** BEGIN Data for the task **
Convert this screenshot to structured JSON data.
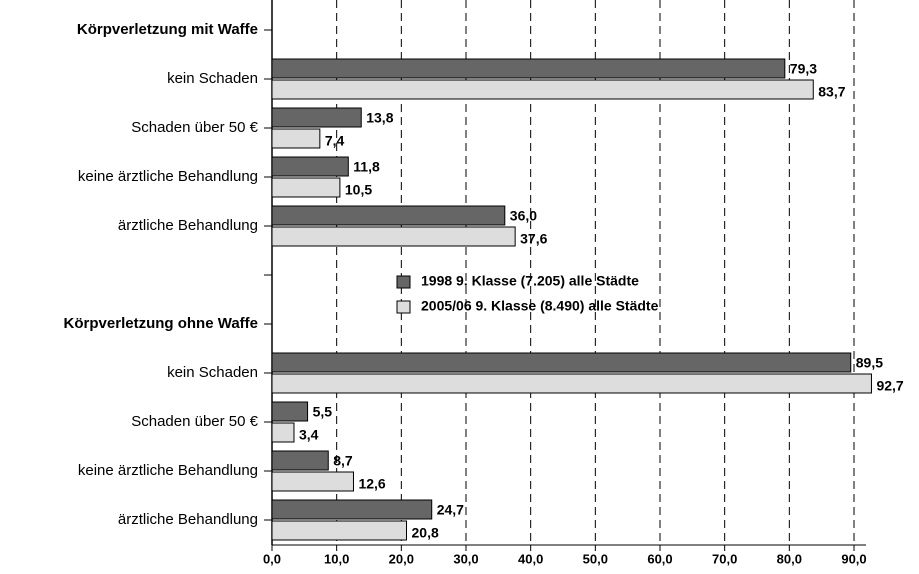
{
  "chart_data": {
    "type": "hbar",
    "categories": [
      "Körpverletzung mit Waffe",
      "kein Schaden",
      "Schaden über 50 €",
      "keine  ärztliche Behandlung",
      "ärztliche Behandlung",
      null,
      "Körpverletzung ohne Waffe",
      "kein Schaden",
      "Schaden über 50 €",
      "keine  ärztliche Behandlung",
      "ärztliche Behandlung"
    ],
    "series": [
      {
        "name": "1998 9. Klasse (7.205) alle Städte",
        "color": "#666666",
        "values": [
          null,
          79.3,
          13.8,
          11.8,
          36.0,
          null,
          null,
          89.5,
          5.5,
          8.7,
          24.7
        ],
        "value_labels": [
          null,
          "79,3",
          "13,8",
          "11,8",
          "36,0",
          null,
          null,
          "89,5",
          "5,5",
          "8,7",
          "24,7"
        ]
      },
      {
        "name": "2005/06 9. Klasse (8.490) alle Städte",
        "color": "#dddddd",
        "values": [
          null,
          83.7,
          7.4,
          10.5,
          37.6,
          null,
          null,
          92.7,
          3.4,
          12.6,
          20.8
        ],
        "value_labels": [
          null,
          "83,7",
          "7,4",
          "10,5",
          "37,6",
          null,
          null,
          "92,7",
          "3,4",
          "12,6",
          "20,8"
        ]
      }
    ],
    "xlim": [
      0,
      90
    ],
    "xticks": [
      {
        "value": 0,
        "label": "0,0"
      },
      {
        "value": 10,
        "label": "10,0"
      },
      {
        "value": 20,
        "label": "20,0"
      },
      {
        "value": 30,
        "label": "30,0"
      },
      {
        "value": 40,
        "label": "40,0"
      },
      {
        "value": 50,
        "label": "50,0"
      },
      {
        "value": 60,
        "label": "60,0"
      },
      {
        "value": 70,
        "label": "70,0"
      },
      {
        "value": 80,
        "label": "80,0"
      },
      {
        "value": 90,
        "label": "90,0"
      }
    ],
    "grid": true,
    "legend": "center"
  }
}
** END Data for the task **
**Brief:** Take every line from the data that contains the word "Behandlung".

**Response for this exercise:**
      "keine  ärztliche Behandlung",
      "ärztliche Behandlung",
      "keine  ärztliche Behandlung",
      "ärztliche Behandlung"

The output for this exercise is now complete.